§ Instructions for the task
Pictures do not belong in the copy. Return all of the entries exactly.

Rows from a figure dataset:
========================================================================

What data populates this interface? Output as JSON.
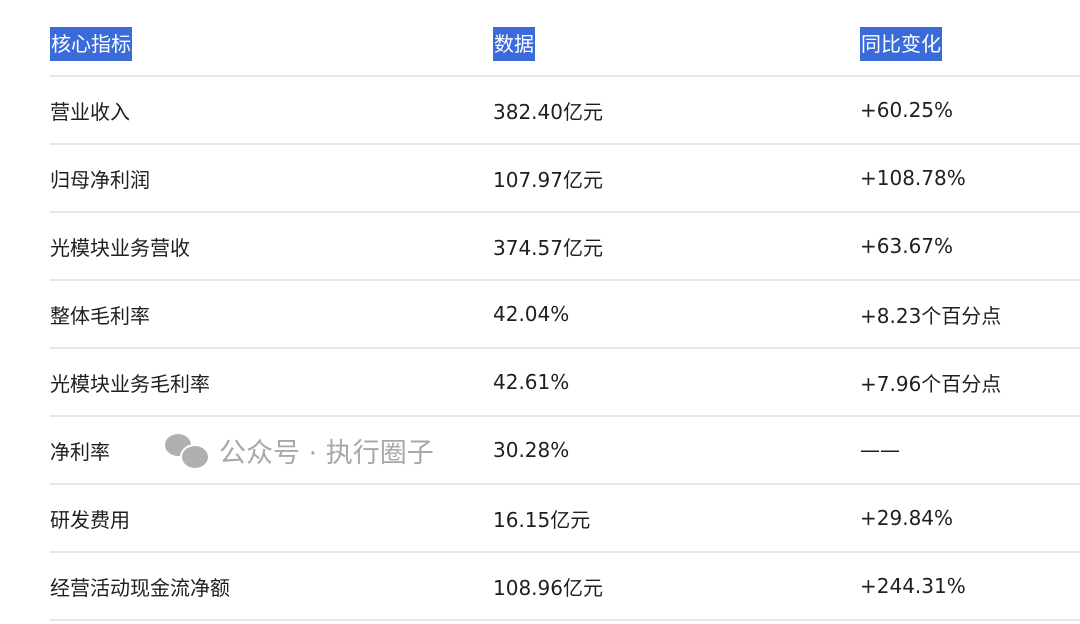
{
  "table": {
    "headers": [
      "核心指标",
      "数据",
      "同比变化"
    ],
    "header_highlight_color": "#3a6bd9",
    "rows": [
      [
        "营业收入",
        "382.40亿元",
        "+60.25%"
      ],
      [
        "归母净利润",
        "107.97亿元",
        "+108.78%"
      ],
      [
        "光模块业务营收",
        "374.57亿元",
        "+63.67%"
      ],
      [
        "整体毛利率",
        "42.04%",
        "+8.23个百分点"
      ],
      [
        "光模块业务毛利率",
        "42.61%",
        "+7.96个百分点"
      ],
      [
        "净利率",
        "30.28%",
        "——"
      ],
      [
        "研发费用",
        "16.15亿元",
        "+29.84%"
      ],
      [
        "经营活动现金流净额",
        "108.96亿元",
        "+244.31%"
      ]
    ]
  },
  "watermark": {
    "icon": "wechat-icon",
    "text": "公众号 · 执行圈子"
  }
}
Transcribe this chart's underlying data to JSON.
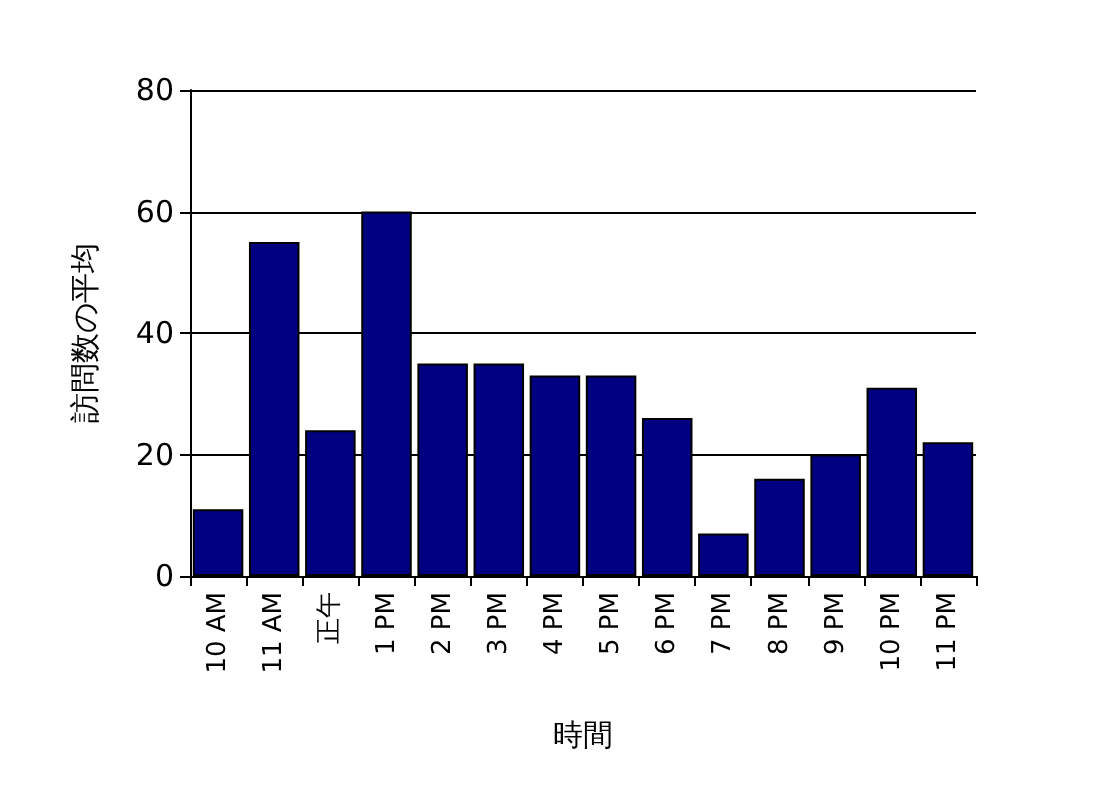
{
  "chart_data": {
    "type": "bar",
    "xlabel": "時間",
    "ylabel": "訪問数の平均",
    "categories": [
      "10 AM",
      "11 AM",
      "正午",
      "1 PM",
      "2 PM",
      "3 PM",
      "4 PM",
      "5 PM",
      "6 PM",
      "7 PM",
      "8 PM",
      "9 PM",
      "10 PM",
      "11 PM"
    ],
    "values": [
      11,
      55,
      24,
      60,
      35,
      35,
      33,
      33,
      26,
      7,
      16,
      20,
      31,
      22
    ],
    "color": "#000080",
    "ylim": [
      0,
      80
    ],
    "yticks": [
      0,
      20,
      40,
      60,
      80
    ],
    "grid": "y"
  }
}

========================================================================

§ Response to the exercise
What data populates this interface? Output as JSON.
{
  "table": {
    "headers": [
      "核心指标",
      "数据",
      "同比变化"
    ],
    "header_highlight_color": "#3a6bd9",
    "rows": [
      [
        "营业收入",
        "382.40亿元",
        "+60.25%"
      ],
      [
        "归母净利润",
        "107.97亿元",
        "+108.78%"
      ],
      [
        "光模块业务营收",
        "374.57亿元",
        "+63.67%"
      ],
      [
        "整体毛利率",
        "42.04%",
        "+8.23个百分点"
      ],
      [
        "光模块业务毛利率",
        "42.61%",
        "+7.96个百分点"
      ],
      [
        "净利率",
        "30.28%",
        "——"
      ],
      [
        "研发费用",
        "16.15亿元",
        "+29.84%"
      ],
      [
        "经营活动现金流净额",
        "108.96亿元",
        "+244.31%"
      ]
    ]
  },
  "watermark": {
    "icon": "wechat-icon",
    "text": "公众号 · 执行圈子"
  }
}
Transcribe this chart's underlying data to JSON.
{
  "chart_data": {
    "type": "bar",
    "xlabel": "時間",
    "ylabel": "訪問数の平均",
    "categories": [
      "10 AM",
      "11 AM",
      "正午",
      "1 PM",
      "2 PM",
      "3 PM",
      "4 PM",
      "5 PM",
      "6 PM",
      "7 PM",
      "8 PM",
      "9 PM",
      "10 PM",
      "11 PM"
    ],
    "values": [
      11,
      55,
      24,
      60,
      35,
      35,
      33,
      33,
      26,
      7,
      16,
      20,
      31,
      22
    ],
    "color": "#000080",
    "ylim": [
      0,
      80
    ],
    "yticks": [
      0,
      20,
      40,
      60,
      80
    ],
    "grid": "y"
  }
}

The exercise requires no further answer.